# [WORK TO DO]
Leave out the pictures; transcribe all else exactly.

Saved entries:
'''

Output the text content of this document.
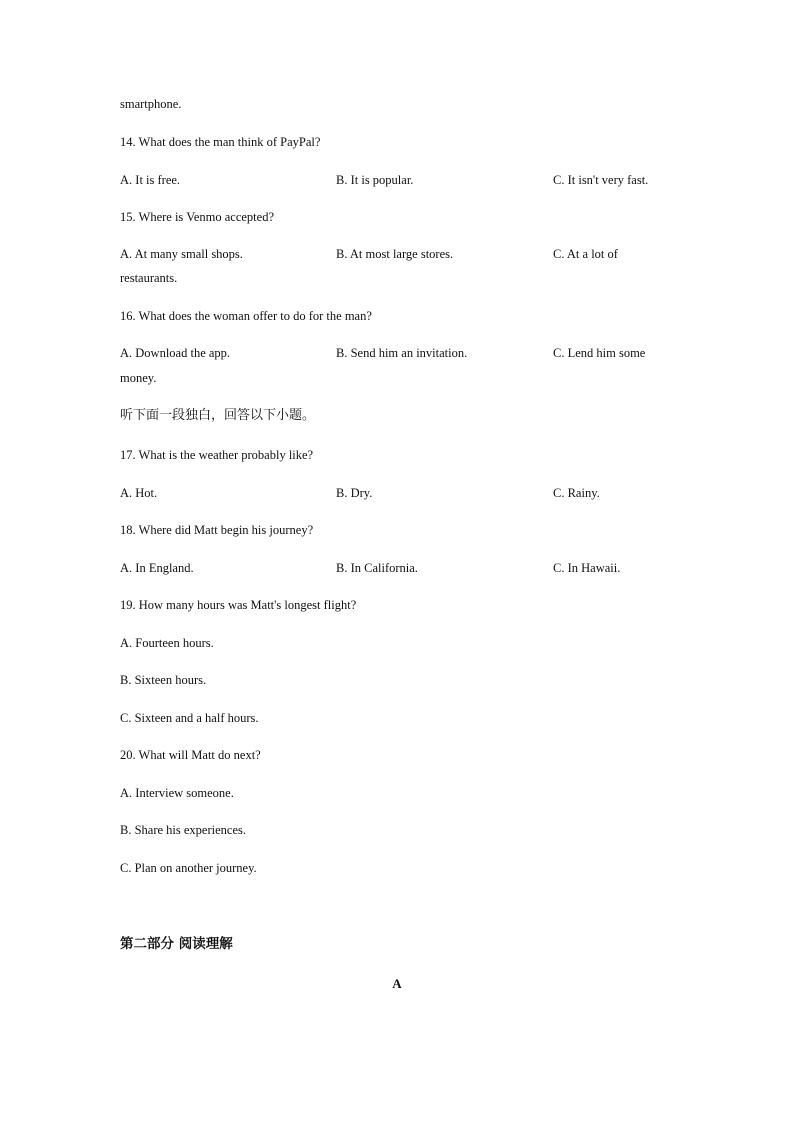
smartphone.
14. What does the man think of PayPal?
A. It is free.	B. It is popular.	C. It isn't very fast.
15. Where is Venmo accepted?
A. At many small shops.	B. At most large stores.	C. At a lot of
restaurants.
16. What does the woman offer to do for the man?
A. Download the app.	B. Send him an invitation.	C. Lend him some
money.
听下面一段独白，回答以下小题。
17. What is the weather probably like?
A. Hot.	B. Dry.	C. Rainy.
18. Where did Matt begin his journey?
A. In England.	B. In California.	C. In Hawaii.
19. How many hours was Matt's longest flight?
A. Fourteen hours.
B. Sixteen hours.
C. Sixteen and a half hours.
20. What will Matt do next?
A. Interview someone.
B. Share his experiences.
C. Plan on another journey.
第二部分 阅读理解
A
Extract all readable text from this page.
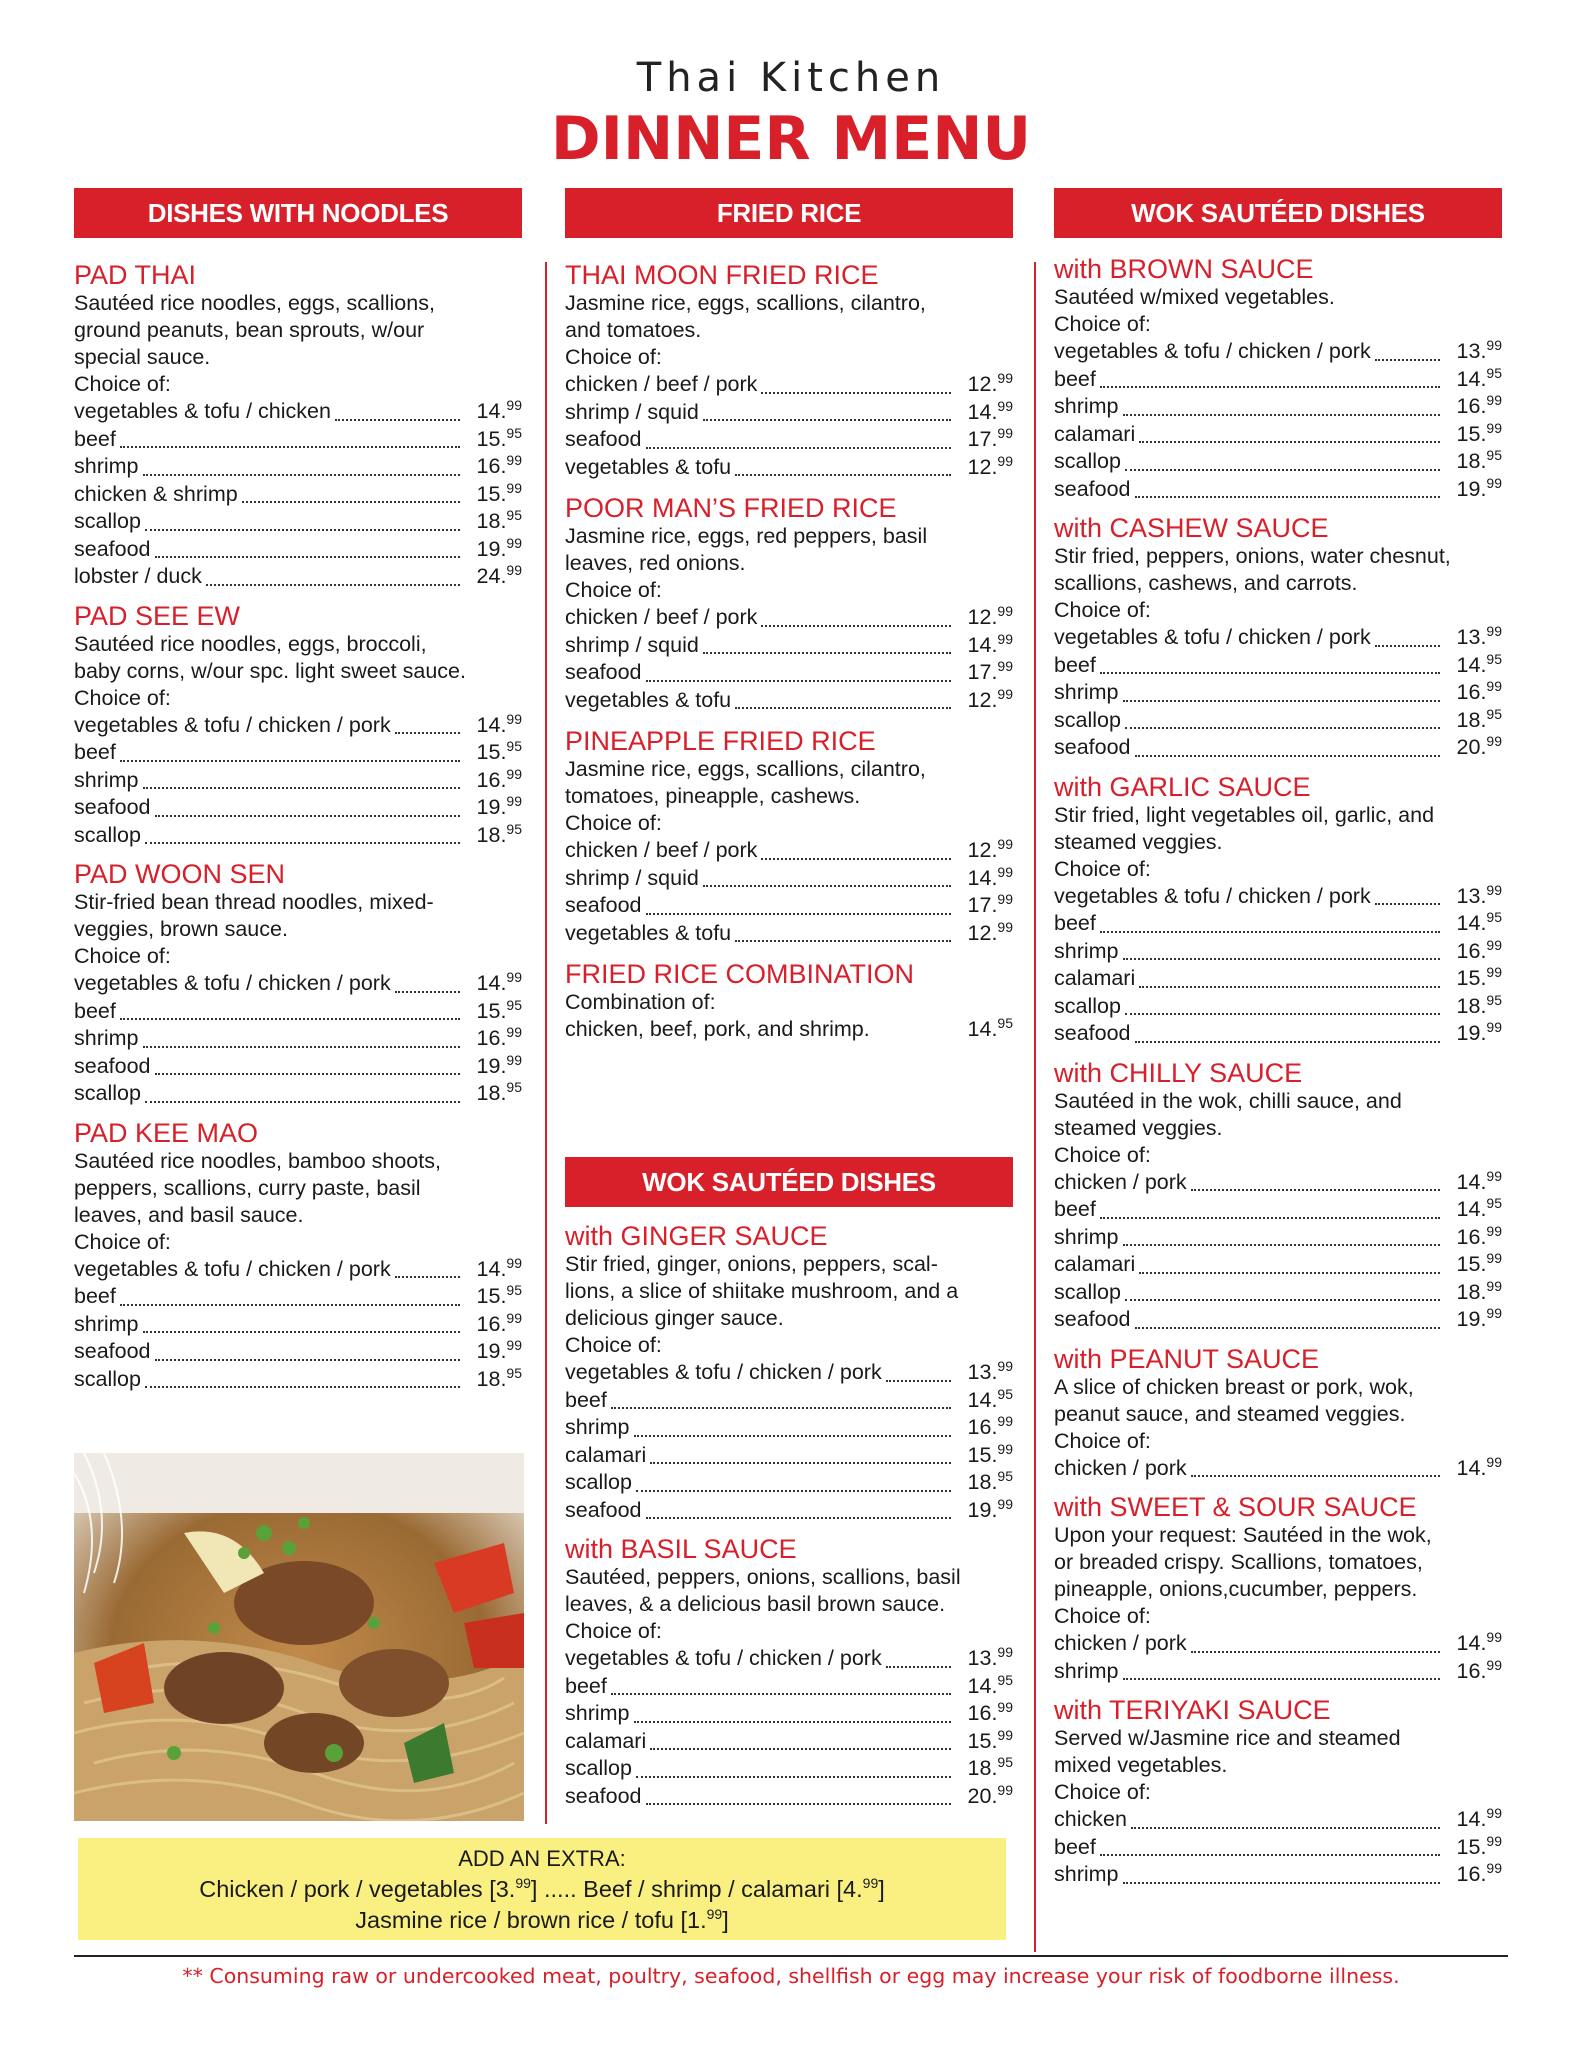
Thai Kitchen
DINNER MENU
DISHES WITH NOODLES
PAD THAI
Sautéed rice noodles, eggs, scallions,
ground peanuts, bean sprouts, w/our
special sauce.
Choice of:
vegetables & tofu / chicken	14.99
beef	15.95
shrimp	16.99
chicken & shrimp	15.99
scallop	18.95
seafood	19.99
lobster / duck	24.99
PAD SEE EW
Sautéed rice noodles, eggs, broccoli,
baby corns, w/our spc. light sweet sauce.
Choice of:
vegetables & tofu / chicken / pork	14.99
beef	15.95
shrimp	16.99
seafood	19.99
scallop	18.95
PAD WOON SEN
Stir-fried bean thread noodles, mixed-
veggies, brown sauce.
Choice of:
vegetables & tofu / chicken / pork	14.99
beef	15.95
shrimp	16.99
seafood	19.99
scallop	18.95
PAD KEE MAO
Sautéed rice noodles, bamboo shoots,
peppers, scallions, curry paste, basil
leaves, and basil sauce.
Choice of:
vegetables & tofu / chicken / pork	14.99
beef	15.95
shrimp	16.99
seafood	19.99
scallop	18.95
FRIED RICE
THAI MOON FRIED RICE
Jasmine rice, eggs, scallions, cilantro,
and tomatoes.
Choice of:
chicken / beef / pork	12.99
shrimp / squid	14.99
seafood	17.99
vegetables & tofu	12.99
POOR MAN’S FRIED RICE
Jasmine rice, eggs, red peppers, basil
leaves, red onions.
Choice of:
chicken / beef / pork	12.99
shrimp / squid	14.99
seafood	17.99
vegetables & tofu	12.99
PINEAPPLE FRIED RICE
Jasmine rice, eggs, scallions, cilantro,
tomatoes, pineapple, cashews.
Choice of:
chicken / beef / pork	12.99
shrimp / squid	14.99
seafood	17.99
vegetables & tofu	12.99
FRIED RICE COMBINATION
Combination of:
chicken, beef, pork, and shrimp.	14.95
WOK SAUTÉED DISHES
with GINGER SAUCE
Stir fried, ginger, onions, peppers, scal-
lions, a slice of shiitake mushroom, and a
delicious ginger sauce.
Choice of:
vegetables & tofu / chicken / pork	13.99
beef	14.95
shrimp	16.99
calamari	15.99
scallop	18.95
seafood	19.99
with BASIL SAUCE
Sautéed, peppers, onions, scallions, basil
leaves, & a delicious basil brown sauce.
Choice of:
vegetables & tofu / chicken / pork	13.99
beef	14.95
shrimp	16.99
calamari	15.99
scallop	18.95
seafood	20.99
WOK SAUTÉED DISHES
with BROWN SAUCE
Sautéed w/mixed vegetables.
Choice of:
vegetables & tofu / chicken / pork	13.99
beef	14.95
shrimp	16.99
calamari	15.99
scallop	18.95
seafood	19.99
with CASHEW SAUCE
Stir fried, peppers, onions, water chesnut,
scallions, cashews, and carrots.
Choice of:
vegetables & tofu / chicken / pork	13.99
beef	14.95
shrimp	16.99
scallop	18.95
seafood	20.99
with GARLIC SAUCE
Stir fried, light vegetables oil, garlic, and
steamed veggies.
Choice of:
vegetables & tofu / chicken / pork	13.99
beef	14.95
shrimp	16.99
calamari	15.99
scallop	18.95
seafood	19.99
with CHILLY SAUCE
Sautéed in the wok, chilli sauce, and
steamed veggies.
Choice of:
chicken / pork	14.99
beef	14.95
shrimp	16.99
calamari	15.99
scallop	18.99
seafood	19.99
with PEANUT SAUCE
A slice of chicken breast or pork, wok,
peanut sauce, and steamed veggies.
Choice of:
chicken / pork	14.99
with SWEET & SOUR SAUCE
Upon your request: Sautéed in the wok,
or breaded crispy. Scallions, tomatoes,
pineapple, onions,cucumber, peppers.
Choice of:
chicken / pork	14.99
shrimp	16.99
with TERIYAKI SAUCE
Served w/Jasmine rice and steamed
mixed vegetables.
Choice of:
chicken	14.99
beef	15.99
shrimp	16.99
ADD AN EXTRA:
Chicken / pork / vegetables [3.99] ..... Beef / shrimp / calamari [4.99]
Jasmine rice / brown rice / tofu [1.99]
** Consuming raw or undercooked meat, poultry, seafood, shellfish or egg may increase your risk of foodborne illness.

'''

# [RIGHT ANSWER]
Output the text content of this document.
smartphone.
14. What does the man think of PayPal?
A. It is free.	B. It is popular.	C. It isn't very fast.
15. Where is Venmo accepted?
A. At many small shops.	B. At most large stores.	C. At a lot of
restaurants.
16. What does the woman offer to do for the man?
A. Download the app.	B. Send him an invitation.	C. Lend him some
money.
听下面一段独白，回答以下小题。
17. What is the weather probably like?
A. Hot.	B. Dry.	C. Rainy.
18. Where did Matt begin his journey?
A. In England.	B. In California.	C. In Hawaii.
19. How many hours was Matt's longest flight?
A. Fourteen hours.
B. Sixteen hours.
C. Sixteen and a half hours.
20. What will Matt do next?
A. Interview someone.
B. Share his experiences.
C. Plan on another journey.
第二部分 阅读理解
A
Extract all readable text from this page.
Thai Kitchen
DINNER MENU
DISHES WITH NOODLES
PAD THAI
Sautéed rice noodles, eggs, scallions,
ground peanuts, bean sprouts, w/our
special sauce.
Choice of:
vegetables & tofu / chicken	14.99
beef	15.95
shrimp	16.99
chicken & shrimp	15.99
scallop	18.95
seafood	19.99
lobster / duck	24.99
PAD SEE EW
Sautéed rice noodles, eggs, broccoli,
baby corns, w/our spc. light sweet sauce.
Choice of:
vegetables & tofu / chicken / pork	14.99
beef	15.95
shrimp	16.99
seafood	19.99
scallop	18.95
PAD WOON SEN
Stir-fried bean thread noodles, mixed-
veggies, brown sauce.
Choice of:
vegetables & tofu / chicken / pork	14.99
beef	15.95
shrimp	16.99
seafood	19.99
scallop	18.95
PAD KEE MAO
Sautéed rice noodles, bamboo shoots,
peppers, scallions, curry paste, basil
leaves, and basil sauce.
Choice of:
vegetables & tofu / chicken / pork	14.99
beef	15.95
shrimp	16.99
seafood	19.99
scallop	18.95
FRIED RICE
THAI MOON FRIED RICE
Jasmine rice, eggs, scallions, cilantro,
and tomatoes.
Choice of:
chicken / beef / pork	12.99
shrimp / squid	14.99
seafood	17.99
vegetables & tofu	12.99
POOR MAN’S FRIED RICE
Jasmine rice, eggs, red peppers, basil
leaves, red onions.
Choice of:
chicken / beef / pork	12.99
shrimp / squid	14.99
seafood	17.99
vegetables & tofu	12.99
PINEAPPLE FRIED RICE
Jasmine rice, eggs, scallions, cilantro,
tomatoes, pineapple, cashews.
Choice of:
chicken / beef / pork	12.99
shrimp / squid	14.99
seafood	17.99
vegetables & tofu	12.99
FRIED RICE COMBINATION
Combination of:
chicken, beef, pork, and shrimp.	14.95
WOK SAUTÉED DISHES
with GINGER SAUCE
Stir fried, ginger, onions, peppers, scal-
lions, a slice of shiitake mushroom, and a
delicious ginger sauce.
Choice of:
vegetables & tofu / chicken / pork	13.99
beef	14.95
shrimp	16.99
calamari	15.99
scallop	18.95
seafood	19.99
with BASIL SAUCE
Sautéed, peppers, onions, scallions, basil
leaves, & a delicious basil brown sauce.
Choice of:
vegetables & tofu / chicken / pork	13.99
beef	14.95
shrimp	16.99
calamari	15.99
scallop	18.95
seafood	20.99
WOK SAUTÉED DISHES
with BROWN SAUCE
Sautéed w/mixed vegetables.
Choice of:
vegetables & tofu / chicken / pork	13.99
beef	14.95
shrimp	16.99
calamari	15.99
scallop	18.95
seafood	19.99
with CASHEW SAUCE
Stir fried, peppers, onions, water chesnut,
scallions, cashews, and carrots.
Choice of:
vegetables & tofu / chicken / pork	13.99
beef	14.95
shrimp	16.99
scallop	18.95
seafood	20.99
with GARLIC SAUCE
Stir fried, light vegetables oil, garlic, and
steamed veggies.
Choice of:
vegetables & tofu / chicken / pork	13.99
beef	14.95
shrimp	16.99
calamari	15.99
scallop	18.95
seafood	19.99
with CHILLY SAUCE
Sautéed in the wok, chilli sauce, and
steamed veggies.
Choice of:
chicken / pork	14.99
beef	14.95
shrimp	16.99
calamari	15.99
scallop	18.99
seafood	19.99
with PEANUT SAUCE
A slice of chicken breast or pork, wok,
peanut sauce, and steamed veggies.
Choice of:
chicken / pork	14.99
with SWEET & SOUR SAUCE
Upon your request: Sautéed in the wok,
or breaded crispy. Scallions, tomatoes,
pineapple, onions,cucumber, peppers.
Choice of:
chicken / pork	14.99
shrimp	16.99
with TERIYAKI SAUCE
Served w/Jasmine rice and steamed
mixed vegetables.
Choice of:
chicken	14.99
beef	15.99
shrimp	16.99
ADD AN EXTRA:
Chicken / pork / vegetables [3.99] ..... Beef / shrimp / calamari [4.99]
Jasmine rice / brown rice / tofu [1.99]
** Consuming raw or undercooked meat, poultry, seafood, shellfish or egg may increase your risk of foodborne illness.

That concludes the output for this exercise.